§ **REQUIREMENT**
Where the word "Editor" occurs in a line of the data, return the whole line.

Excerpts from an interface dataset
※

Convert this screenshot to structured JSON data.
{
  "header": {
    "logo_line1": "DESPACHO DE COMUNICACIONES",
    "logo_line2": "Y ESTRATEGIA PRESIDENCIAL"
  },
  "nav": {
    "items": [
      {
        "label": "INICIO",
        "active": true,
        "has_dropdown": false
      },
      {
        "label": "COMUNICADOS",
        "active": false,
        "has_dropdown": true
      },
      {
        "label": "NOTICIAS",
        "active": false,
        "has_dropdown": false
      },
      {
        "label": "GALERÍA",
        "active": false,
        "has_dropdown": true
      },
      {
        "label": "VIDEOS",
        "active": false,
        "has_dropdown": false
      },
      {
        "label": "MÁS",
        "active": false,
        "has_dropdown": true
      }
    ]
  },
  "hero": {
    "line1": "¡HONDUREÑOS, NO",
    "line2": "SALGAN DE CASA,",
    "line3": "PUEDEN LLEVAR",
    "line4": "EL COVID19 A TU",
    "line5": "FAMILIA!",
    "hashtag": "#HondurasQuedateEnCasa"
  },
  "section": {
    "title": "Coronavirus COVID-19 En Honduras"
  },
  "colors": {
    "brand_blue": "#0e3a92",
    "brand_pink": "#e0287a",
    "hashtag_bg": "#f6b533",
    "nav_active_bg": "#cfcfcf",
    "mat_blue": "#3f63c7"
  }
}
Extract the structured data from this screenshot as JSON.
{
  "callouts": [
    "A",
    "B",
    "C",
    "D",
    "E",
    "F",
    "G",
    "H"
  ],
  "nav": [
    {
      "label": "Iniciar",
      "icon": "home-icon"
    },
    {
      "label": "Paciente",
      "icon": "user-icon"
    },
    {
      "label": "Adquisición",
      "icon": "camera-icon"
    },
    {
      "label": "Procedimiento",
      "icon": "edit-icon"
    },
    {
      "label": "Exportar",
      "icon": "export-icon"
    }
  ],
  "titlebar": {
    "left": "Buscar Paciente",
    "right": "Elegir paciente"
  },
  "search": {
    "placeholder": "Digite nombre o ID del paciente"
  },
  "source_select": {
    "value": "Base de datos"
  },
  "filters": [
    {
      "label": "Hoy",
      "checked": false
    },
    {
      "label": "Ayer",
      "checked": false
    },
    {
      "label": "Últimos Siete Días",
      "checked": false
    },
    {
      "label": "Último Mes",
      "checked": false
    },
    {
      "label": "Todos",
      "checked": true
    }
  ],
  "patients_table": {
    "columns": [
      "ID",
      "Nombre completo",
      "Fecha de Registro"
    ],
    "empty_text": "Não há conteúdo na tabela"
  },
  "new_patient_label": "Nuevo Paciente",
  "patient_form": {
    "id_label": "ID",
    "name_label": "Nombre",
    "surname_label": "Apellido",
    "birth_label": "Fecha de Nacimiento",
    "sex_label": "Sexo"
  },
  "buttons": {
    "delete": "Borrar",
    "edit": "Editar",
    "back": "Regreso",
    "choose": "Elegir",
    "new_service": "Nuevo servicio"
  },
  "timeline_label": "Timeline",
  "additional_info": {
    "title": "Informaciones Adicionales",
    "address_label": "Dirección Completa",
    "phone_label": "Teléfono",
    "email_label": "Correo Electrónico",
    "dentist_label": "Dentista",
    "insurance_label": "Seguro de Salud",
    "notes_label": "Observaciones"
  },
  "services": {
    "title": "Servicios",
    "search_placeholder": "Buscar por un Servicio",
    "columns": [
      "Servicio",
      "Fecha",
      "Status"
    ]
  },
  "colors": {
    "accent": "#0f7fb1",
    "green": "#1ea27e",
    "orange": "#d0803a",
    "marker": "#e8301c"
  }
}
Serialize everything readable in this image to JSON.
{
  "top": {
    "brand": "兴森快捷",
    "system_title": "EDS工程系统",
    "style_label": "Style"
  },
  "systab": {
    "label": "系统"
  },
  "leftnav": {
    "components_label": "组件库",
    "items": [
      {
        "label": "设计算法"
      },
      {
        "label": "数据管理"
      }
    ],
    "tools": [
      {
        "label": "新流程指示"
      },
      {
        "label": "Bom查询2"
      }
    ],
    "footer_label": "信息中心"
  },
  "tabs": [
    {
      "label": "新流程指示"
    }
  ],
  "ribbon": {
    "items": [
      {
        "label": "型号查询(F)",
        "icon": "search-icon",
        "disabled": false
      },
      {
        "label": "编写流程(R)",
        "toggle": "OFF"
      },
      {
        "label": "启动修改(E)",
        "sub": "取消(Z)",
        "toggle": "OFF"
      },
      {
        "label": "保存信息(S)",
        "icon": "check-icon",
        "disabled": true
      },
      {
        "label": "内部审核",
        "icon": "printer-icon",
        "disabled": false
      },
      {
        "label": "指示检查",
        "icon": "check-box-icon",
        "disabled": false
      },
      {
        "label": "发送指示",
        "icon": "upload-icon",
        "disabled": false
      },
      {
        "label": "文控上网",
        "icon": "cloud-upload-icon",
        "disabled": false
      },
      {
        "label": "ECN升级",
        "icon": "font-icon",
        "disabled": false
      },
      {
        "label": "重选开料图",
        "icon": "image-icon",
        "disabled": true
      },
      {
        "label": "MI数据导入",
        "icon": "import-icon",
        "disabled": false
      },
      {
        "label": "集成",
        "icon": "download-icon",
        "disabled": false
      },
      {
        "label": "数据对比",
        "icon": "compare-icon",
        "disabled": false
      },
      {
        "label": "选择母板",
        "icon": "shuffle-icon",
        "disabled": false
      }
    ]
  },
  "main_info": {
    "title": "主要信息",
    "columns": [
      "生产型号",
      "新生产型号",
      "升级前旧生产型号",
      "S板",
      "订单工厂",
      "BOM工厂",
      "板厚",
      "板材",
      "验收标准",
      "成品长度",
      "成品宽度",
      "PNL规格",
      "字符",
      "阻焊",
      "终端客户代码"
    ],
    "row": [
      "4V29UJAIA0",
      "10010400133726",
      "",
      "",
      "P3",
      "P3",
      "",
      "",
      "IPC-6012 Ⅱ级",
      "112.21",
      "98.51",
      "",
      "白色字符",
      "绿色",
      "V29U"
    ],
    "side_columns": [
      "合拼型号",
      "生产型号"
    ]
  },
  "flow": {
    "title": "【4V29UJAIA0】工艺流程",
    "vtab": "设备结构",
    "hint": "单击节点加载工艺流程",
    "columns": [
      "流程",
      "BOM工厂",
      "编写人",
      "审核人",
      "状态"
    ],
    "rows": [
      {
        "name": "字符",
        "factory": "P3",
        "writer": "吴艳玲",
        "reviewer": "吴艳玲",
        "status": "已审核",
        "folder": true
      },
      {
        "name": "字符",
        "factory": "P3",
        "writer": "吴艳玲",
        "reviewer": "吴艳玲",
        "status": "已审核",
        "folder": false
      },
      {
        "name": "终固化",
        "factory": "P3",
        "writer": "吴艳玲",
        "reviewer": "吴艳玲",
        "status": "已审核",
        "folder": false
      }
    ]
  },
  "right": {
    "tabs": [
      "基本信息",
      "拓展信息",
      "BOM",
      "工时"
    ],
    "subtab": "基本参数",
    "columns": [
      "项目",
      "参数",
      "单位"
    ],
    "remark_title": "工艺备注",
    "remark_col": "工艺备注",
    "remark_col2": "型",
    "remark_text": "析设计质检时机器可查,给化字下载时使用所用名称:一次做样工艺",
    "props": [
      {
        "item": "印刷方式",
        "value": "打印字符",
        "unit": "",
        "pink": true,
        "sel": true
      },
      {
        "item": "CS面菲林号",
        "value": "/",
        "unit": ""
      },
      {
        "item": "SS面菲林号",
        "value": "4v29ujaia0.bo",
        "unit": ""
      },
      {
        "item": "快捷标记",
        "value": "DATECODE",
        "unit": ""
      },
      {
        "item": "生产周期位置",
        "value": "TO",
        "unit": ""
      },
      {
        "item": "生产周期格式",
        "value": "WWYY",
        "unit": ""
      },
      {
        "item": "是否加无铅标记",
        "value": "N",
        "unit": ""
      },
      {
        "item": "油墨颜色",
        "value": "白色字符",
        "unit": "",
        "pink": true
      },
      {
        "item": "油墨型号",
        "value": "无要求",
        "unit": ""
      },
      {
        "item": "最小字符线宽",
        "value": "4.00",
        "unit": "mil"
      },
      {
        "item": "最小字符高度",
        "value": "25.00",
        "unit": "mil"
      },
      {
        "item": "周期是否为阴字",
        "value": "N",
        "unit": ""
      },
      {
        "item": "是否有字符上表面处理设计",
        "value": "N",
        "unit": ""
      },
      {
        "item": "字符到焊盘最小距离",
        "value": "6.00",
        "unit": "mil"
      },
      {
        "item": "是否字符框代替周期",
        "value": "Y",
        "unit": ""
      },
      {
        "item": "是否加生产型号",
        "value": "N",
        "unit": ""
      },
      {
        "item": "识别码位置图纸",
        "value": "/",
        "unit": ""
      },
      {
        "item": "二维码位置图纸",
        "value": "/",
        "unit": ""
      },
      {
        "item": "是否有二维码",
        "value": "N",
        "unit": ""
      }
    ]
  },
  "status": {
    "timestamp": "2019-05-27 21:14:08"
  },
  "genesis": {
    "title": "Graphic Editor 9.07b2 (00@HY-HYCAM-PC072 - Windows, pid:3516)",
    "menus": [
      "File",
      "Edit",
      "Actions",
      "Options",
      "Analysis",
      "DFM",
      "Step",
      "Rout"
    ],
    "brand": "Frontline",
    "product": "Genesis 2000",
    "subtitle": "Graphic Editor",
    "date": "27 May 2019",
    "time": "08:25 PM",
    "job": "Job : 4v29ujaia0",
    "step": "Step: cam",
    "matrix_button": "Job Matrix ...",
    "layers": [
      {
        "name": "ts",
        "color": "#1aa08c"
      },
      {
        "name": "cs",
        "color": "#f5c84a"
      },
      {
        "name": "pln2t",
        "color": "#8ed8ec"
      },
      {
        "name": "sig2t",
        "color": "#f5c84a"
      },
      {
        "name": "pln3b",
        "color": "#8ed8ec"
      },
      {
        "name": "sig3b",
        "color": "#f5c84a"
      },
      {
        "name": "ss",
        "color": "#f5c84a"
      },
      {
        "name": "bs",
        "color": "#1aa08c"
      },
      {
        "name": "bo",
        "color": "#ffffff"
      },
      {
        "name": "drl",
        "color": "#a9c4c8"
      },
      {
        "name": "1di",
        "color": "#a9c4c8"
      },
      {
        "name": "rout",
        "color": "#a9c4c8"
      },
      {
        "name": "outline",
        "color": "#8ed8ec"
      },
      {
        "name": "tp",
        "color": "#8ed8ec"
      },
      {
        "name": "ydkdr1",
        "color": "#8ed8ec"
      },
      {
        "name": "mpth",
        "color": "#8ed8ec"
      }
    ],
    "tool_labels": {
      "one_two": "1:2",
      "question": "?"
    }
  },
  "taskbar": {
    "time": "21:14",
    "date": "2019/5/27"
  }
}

※

§ **RESULT OF THIS TASK**
    "title": "Graphic Editor 9.07b2 (00@HY-HYCAM-PC072 - Windows, pid:3516)",
    "subtitle": "Graphic Editor",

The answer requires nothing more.